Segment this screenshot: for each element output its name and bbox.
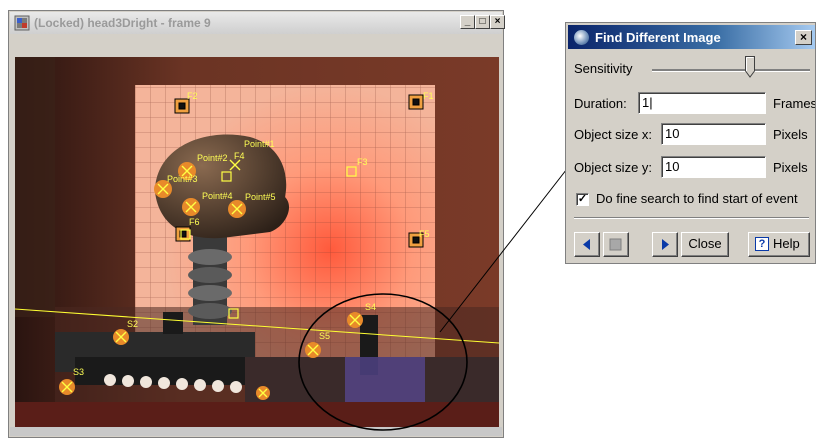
help-button[interactable]: ? Help <box>748 232 810 257</box>
object-size-y-input[interactable]: 10 <box>661 156 766 178</box>
duration-unit: Frames <box>773 96 816 111</box>
object-size-x-input[interactable]: 10 <box>661 123 766 145</box>
stop-icon <box>609 238 622 251</box>
dialog-titlebar[interactable]: Find Different Image × <box>568 25 815 49</box>
object-size-x-label: Object size x: <box>574 127 653 142</box>
object-size-x-unit: Pixels <box>773 127 808 142</box>
leader-line <box>439 155 578 333</box>
dialog-close-button[interactable]: × <box>795 30 812 45</box>
close-dialog-button[interactable]: Close <box>681 232 729 257</box>
fine-search-checkbox[interactable]: ✓ <box>576 193 589 206</box>
previous-button[interactable] <box>574 232 600 257</box>
stop-button[interactable] <box>603 232 629 257</box>
object-size-y-label: Object size y: <box>574 160 653 175</box>
next-button[interactable] <box>652 232 678 257</box>
triangle-left-icon <box>583 239 590 250</box>
dialog-separator <box>574 217 809 219</box>
help-button-label: Help <box>773 236 800 251</box>
duration-input[interactable]: 1| <box>638 92 766 114</box>
dialog-title: Find Different Image <box>595 30 721 45</box>
triangle-right-icon <box>662 239 669 250</box>
object-size-y-unit: Pixels <box>773 160 808 175</box>
find-different-image-dialog: Find Different Image × Sensitivity Durat… <box>565 22 816 264</box>
fine-search-label: Do fine search to find start of event <box>596 191 798 206</box>
duration-label: Duration: <box>574 96 627 111</box>
globe-icon <box>574 30 589 45</box>
sensitivity-slider-thumb[interactable] <box>744 56 755 78</box>
sensitivity-label: Sensitivity <box>574 61 633 76</box>
highlight-ellipse <box>298 293 468 431</box>
close-button-label: Close <box>688 236 722 251</box>
help-icon: ? <box>755 237 769 251</box>
sensitivity-slider-track[interactable] <box>652 69 810 72</box>
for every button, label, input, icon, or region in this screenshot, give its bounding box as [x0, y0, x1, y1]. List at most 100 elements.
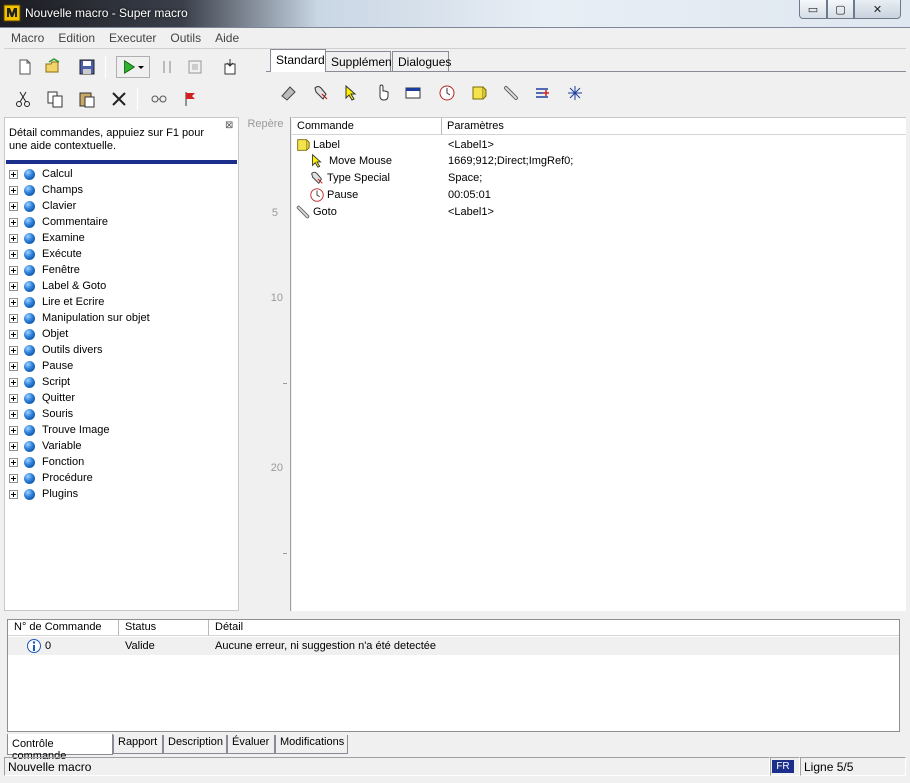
menu-aide[interactable]: Aide	[208, 29, 246, 47]
tree-item[interactable]: Clavier	[6, 198, 236, 214]
tree-item[interactable]: Objet	[6, 326, 236, 342]
tab-standard[interactable]: Standard	[270, 49, 326, 71]
menu-outils[interactable]: Outils	[163, 29, 208, 47]
pause-button[interactable]	[156, 56, 178, 78]
expand-icon[interactable]	[9, 249, 18, 259]
window-button[interactable]	[402, 82, 424, 104]
run-button[interactable]	[116, 56, 150, 78]
expand-icon[interactable]	[9, 345, 18, 355]
column-header-parametres[interactable]: Paramètres	[442, 118, 906, 135]
menu-executer[interactable]: Executer	[102, 29, 163, 47]
maximize-button[interactable]: ▢	[827, 0, 854, 19]
tab-rapport[interactable]: Rapport	[113, 735, 163, 754]
tree-item[interactable]: Trouve Image	[6, 422, 236, 438]
tab-description[interactable]: Description	[163, 735, 227, 754]
tab-evaluer[interactable]: Évaluer	[227, 735, 275, 754]
expand-icon[interactable]	[9, 297, 18, 307]
expand-icon[interactable]	[9, 313, 18, 323]
expand-icon[interactable]	[9, 217, 18, 227]
type-special-button[interactable]	[310, 82, 332, 104]
tree-item-label: Calcul	[42, 168, 73, 180]
tree-item[interactable]: Manipulation sur objet	[6, 310, 236, 326]
tree-item[interactable]: Variable	[6, 438, 236, 454]
expand-icon[interactable]	[9, 393, 18, 403]
tree-item[interactable]: Outils divers	[6, 342, 236, 358]
tree-item[interactable]: Exécute	[6, 246, 236, 262]
expand-icon[interactable]	[9, 361, 18, 371]
tree-item[interactable]: Script	[6, 374, 236, 390]
gutter-number: 5	[271, 207, 278, 219]
category-ball-icon	[24, 296, 35, 308]
language-badge: FR	[772, 760, 794, 773]
expand-icon[interactable]	[9, 473, 18, 483]
expand-icon[interactable]	[9, 457, 18, 467]
expand-icon[interactable]	[9, 409, 18, 419]
expand-icon[interactable]	[9, 329, 18, 339]
label-button[interactable]	[468, 82, 490, 104]
cut-button[interactable]	[12, 88, 34, 110]
expand-icon[interactable]	[9, 377, 18, 387]
paste-button[interactable]	[76, 88, 98, 110]
close-help-icon[interactable]: ⊠	[225, 120, 233, 131]
command-row[interactable]: Pause	[309, 187, 358, 203]
tree-item[interactable]: Fonction	[6, 454, 236, 470]
tree-item[interactable]: Quitter	[6, 390, 236, 406]
goto-button[interactable]	[500, 82, 522, 104]
click-button[interactable]	[372, 82, 394, 104]
copy-button[interactable]	[44, 88, 66, 110]
column-header-num[interactable]: N° de Commande	[8, 620, 119, 636]
column-header-status[interactable]: Status	[119, 620, 209, 636]
calc-button[interactable]	[564, 82, 586, 104]
macro-command-list[interactable]	[292, 117, 906, 611]
command-row[interactable]: Type Special	[309, 170, 390, 186]
stop-button[interactable]	[184, 56, 206, 78]
save-button[interactable]	[76, 56, 98, 78]
expand-icon[interactable]	[9, 201, 18, 211]
expand-icon[interactable]	[9, 425, 18, 435]
tree-item[interactable]: Champs	[6, 182, 236, 198]
tree-item[interactable]: Label & Goto	[6, 278, 236, 294]
expand-icon[interactable]	[9, 441, 18, 451]
tree-item[interactable]: Commentaire	[6, 214, 236, 230]
menu-macro[interactable]: Macro	[4, 29, 51, 47]
tree-item[interactable]: Examine	[6, 230, 236, 246]
command-row[interactable]: Goto	[295, 204, 337, 220]
close-button[interactable]: ✕	[854, 0, 901, 19]
expand-icon[interactable]	[9, 281, 18, 291]
menu-bar: Macro Edition Executer Outils Aide	[4, 29, 906, 47]
column-header-detail[interactable]: Détail	[209, 620, 899, 636]
tree-item[interactable]: Souris	[6, 406, 236, 422]
variable-button[interactable]	[532, 82, 554, 104]
expand-icon[interactable]	[9, 185, 18, 195]
expand-icon[interactable]	[9, 265, 18, 275]
step-button[interactable]	[219, 56, 241, 78]
open-button[interactable]	[42, 56, 64, 78]
tree-item[interactable]: Pause	[6, 358, 236, 374]
minimize-button[interactable]: ▭	[799, 0, 827, 19]
pause-clock-button[interactable]	[436, 82, 458, 104]
type-text-button[interactable]	[278, 82, 300, 104]
tab-dialogues[interactable]: Dialogues	[392, 51, 451, 71]
command-row[interactable]: Label	[295, 137, 340, 153]
run-dropdown-icon[interactable]	[137, 58, 145, 76]
column-header-commande[interactable]: Commande	[292, 118, 442, 135]
tree-item[interactable]: Calcul	[6, 166, 236, 182]
tree-item[interactable]: Lire et Ecrire	[6, 294, 236, 310]
tab-controle-commande[interactable]: Contrôle commande	[7, 734, 113, 762]
tab-supplement[interactable]: Supplément	[325, 51, 395, 71]
tree-item[interactable]: Fenêtre	[6, 262, 236, 278]
command-row[interactable]: Move Mouse	[309, 153, 392, 169]
menu-edition[interactable]: Edition	[51, 29, 102, 47]
category-ball-icon	[24, 168, 35, 180]
expand-icon[interactable]	[9, 169, 18, 179]
tab-modifications[interactable]: Modifications	[275, 735, 348, 754]
new-file-button[interactable]	[14, 56, 36, 78]
record-button[interactable]	[148, 88, 170, 110]
delete-button[interactable]	[108, 88, 130, 110]
tree-item[interactable]: Plugins	[6, 486, 236, 502]
move-mouse-button[interactable]	[340, 82, 362, 104]
expand-icon[interactable]	[9, 489, 18, 499]
flag-button[interactable]	[180, 88, 202, 110]
expand-icon[interactable]	[9, 233, 18, 243]
tree-item[interactable]: Procédure	[6, 470, 236, 486]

> [Brief]: Copy out word for word the part of the records that opens with the line containing "29, 246, 47]" and closes with the line containing "82, 424, 104]", including both of those lines.

> [Complete output]:
menu-aide[interactable]: Aide	[208, 29, 246, 47]
tree-item[interactable]: Clavier	[6, 198, 236, 214]
tree-item[interactable]: Objet	[6, 326, 236, 342]
tab-standard[interactable]: Standard	[270, 49, 326, 71]
menu-outils[interactable]: Outils	[163, 29, 208, 47]
pause-button[interactable]	[156, 56, 178, 78]
expand-icon[interactable]	[9, 249, 18, 259]
window-button[interactable]	[402, 82, 424, 104]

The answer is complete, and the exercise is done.